Bremen. Es ist ihm eine liebgewonnene Tradition. Wie schon bei seinen letzten Alben spielt Bosse nach der Veröffentlichung einige Clubkonzerte im kleinen und persönlichen Rahmen. Nach der Ankündigung im Sommer war der Schlachthof innerhalb von Minuten ausverkauft. „Es ist einfach der allerschönste Laden in ganz Deutschland“, sind die ersten Worte, als der 38-jährige gegen 20 Uhr auf die Bühne kommt. Er begrüßt die etwa 1.000 Besucher und kündigt seine Vorband an.
Für Lejo ist es erst das elfte Konzert, ihr Live-Debüt hat die junge Band vor wenigen Wochen gefeiert. Die Hamburger haben Bosse einige Songs zugeschickt und ihn direkt überzeugt. Inzwischen sind sie beim gleichen Management unter Vertrag und arbeiten mit den Produzenten von Bilderbuch und Von Wegen Lisbeth zusammen. Die Band macht Indie-Pop mit Soul-Elementen, herkömmliche und elektronische Drums prägen den Klang ebenso wie Keys, Bass und E-Gitarre. Die Songs sind größtenteils leichtgängig, manchmal auch nachdenklich, die deutschsprachigen Texte fallen positiv auf. Der Schlachthof ist für Lejo eine ganz neue Erfahrung, von der Atmosphäre lassen sie sich anstecken und sind positiv überwältigt. Schnell haben sie das Publikum auf ihrer Seite. Den stärksten Song „Malibu“ spielen sie als vorletztes. Es ist ein beachtlicher Auftritt – vor allem wenn man bedenkt, dass die Band noch ganz am Anfang steht.

• Aufgaben:
1: Beantworte zum Konzertbericht:
(a) Wie viele Besucher begrüßt Bosse?
(b) Aus welcher Stadt stammt die Band Lejo?
(c) Welchen Song bezeichnet der Bericht als den stärksten von Lejo?
2: Schreib aus dem Konzertbericht die Stelle ab, die mit „Bremen. Es ist“ anfängt und bis einschließlich „seine Vorband an.“ geht.
Die Daten haben mit dem Konzertbericht nichts zu tun.

• Bereitgestelltes Material:
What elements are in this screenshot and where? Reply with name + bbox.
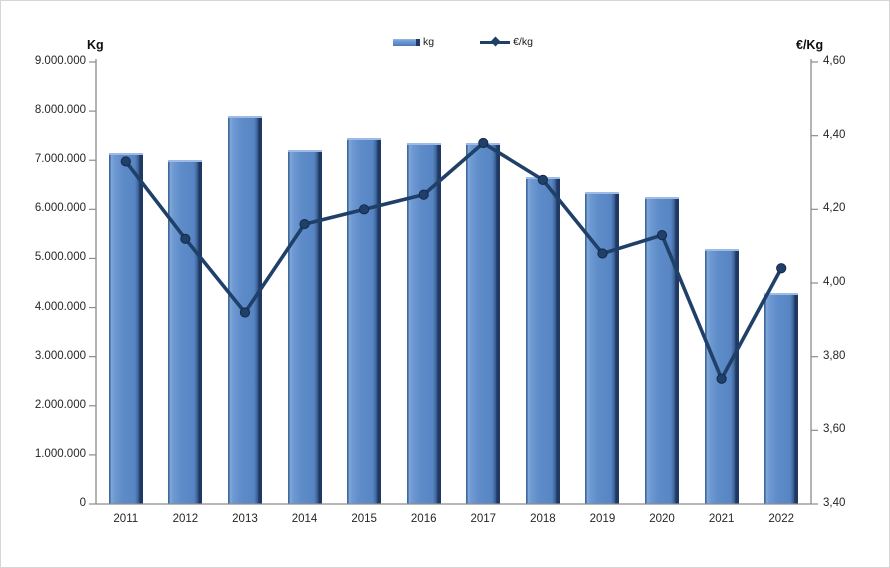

• Lösungen:
1:
(a) Etwa 1.000
(b) Aus Hamburg
(c) „Malibu“

2:
Bremen. Es ist ihm eine liebgewonnene Tradition. Wie schon bei seinen letzten Alben spielt Bosse nach der Veröffentlichung einige Clubkonzerte im kleinen und persönlichen Rahmen. Nach der Ankündigung im Sommer war der Schlachthof innerhalb von Minuten ausverkauft. „Es ist einfach der allerschönste Laden in ganz Deutschland“, sind die ersten Worte, als der 38-jährige gegen 20 Uhr auf die Bühne kommt. Er begrüßt die etwa 1.000 Besucher und kündigt seine Vorband an.